What this task involves: Transcribe the listing verbatim. Do not carry over any pictures.

Material for this task:

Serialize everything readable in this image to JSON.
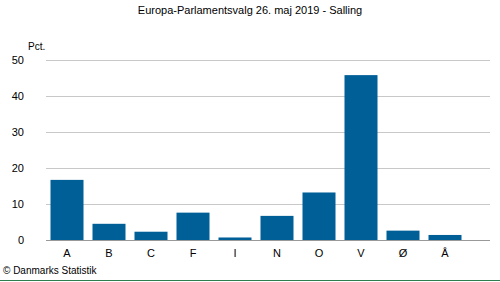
{
  "chart_data": {
    "type": "bar",
    "title": "Europa-Parlamentsvalg 26. maj 2019 - Salling",
    "y_label": "Pct.",
    "source": "© Danmarks Statistik",
    "categories": [
      "A",
      "B",
      "C",
      "F",
      "I",
      "N",
      "O",
      "V",
      "Ø",
      "Å"
    ],
    "values": [
      16.7,
      4.5,
      2.3,
      7.6,
      0.7,
      6.7,
      13.2,
      45.8,
      2.6,
      1.4
    ],
    "color": "#005f97",
    "ylim": [
      0,
      50
    ],
    "yticks": [
      0,
      10,
      20,
      30,
      40,
      50
    ],
    "grid": true
  }
}
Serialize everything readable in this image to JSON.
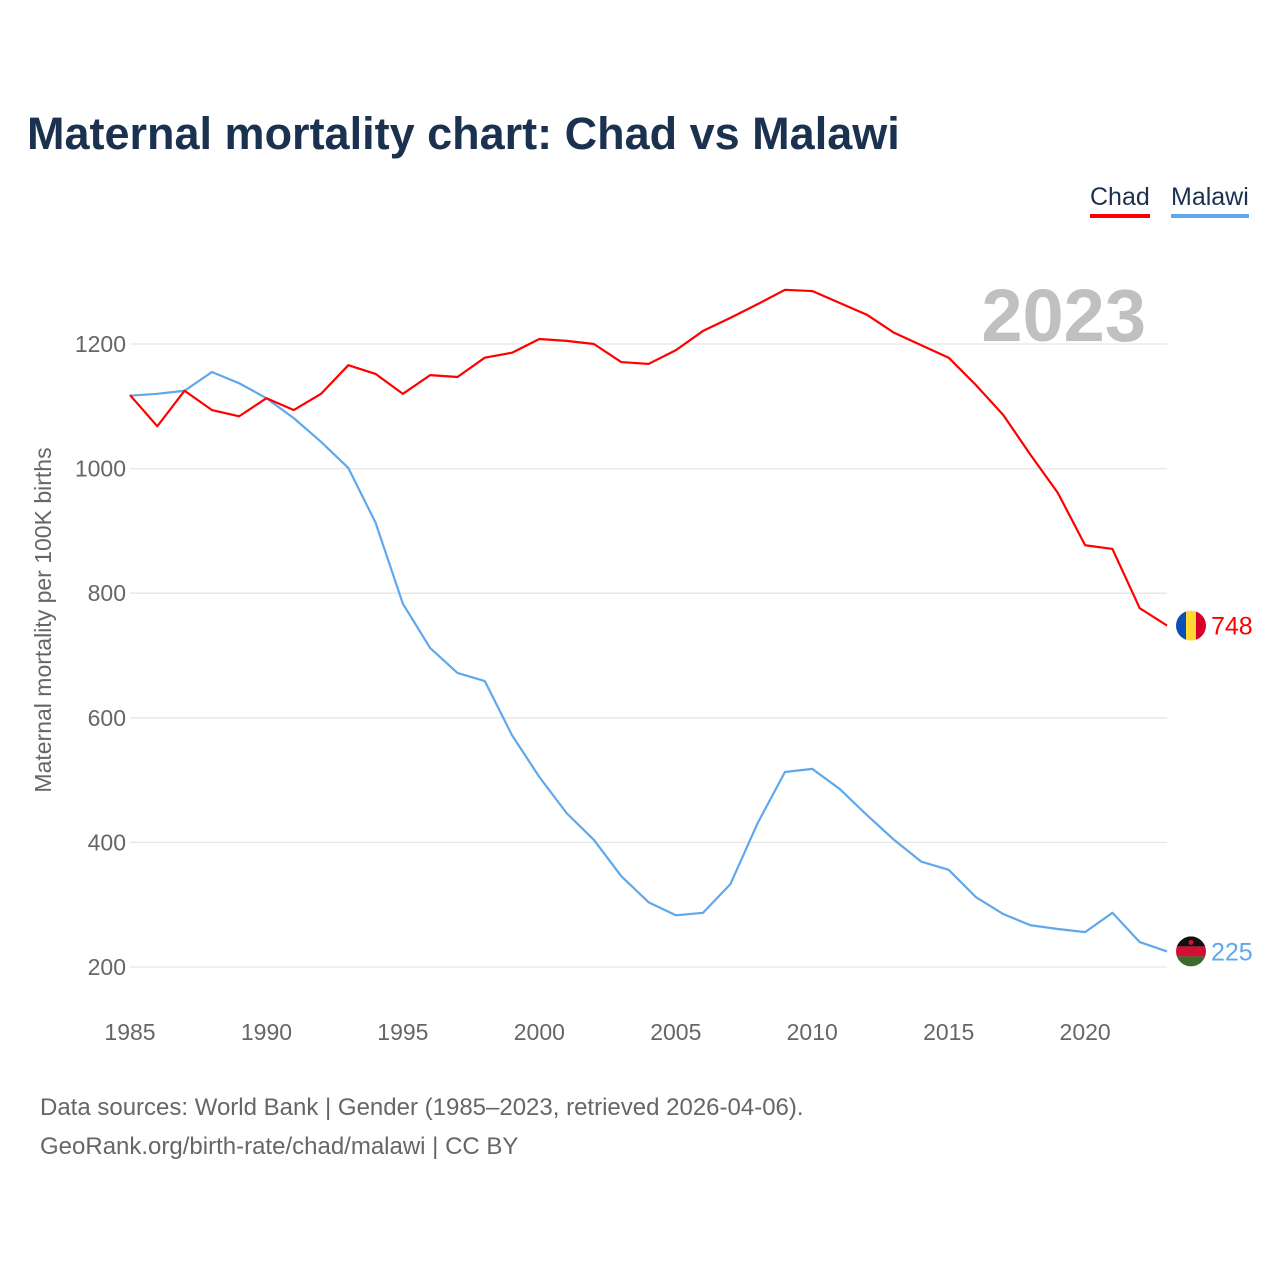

Expected answer:
Serialize everything readable in this image to JSON.
{
  "chart_data": {
    "type": "bar",
    "title": "Europa-Parlamentsvalg 26. maj 2019 - Salling",
    "y_label": "Pct.",
    "source": "© Danmarks Statistik",
    "categories": [
      "A",
      "B",
      "C",
      "F",
      "I",
      "N",
      "O",
      "V",
      "Ø",
      "Å"
    ],
    "values": [
      16.7,
      4.5,
      2.3,
      7.6,
      0.7,
      6.7,
      13.2,
      45.8,
      2.6,
      1.4
    ],
    "color": "#005f97",
    "ylim": [
      0,
      50
    ],
    "yticks": [
      0,
      10,
      20,
      30,
      40,
      50
    ],
    "grid": true
  }
}
Serialize everything readable in this image to JSON.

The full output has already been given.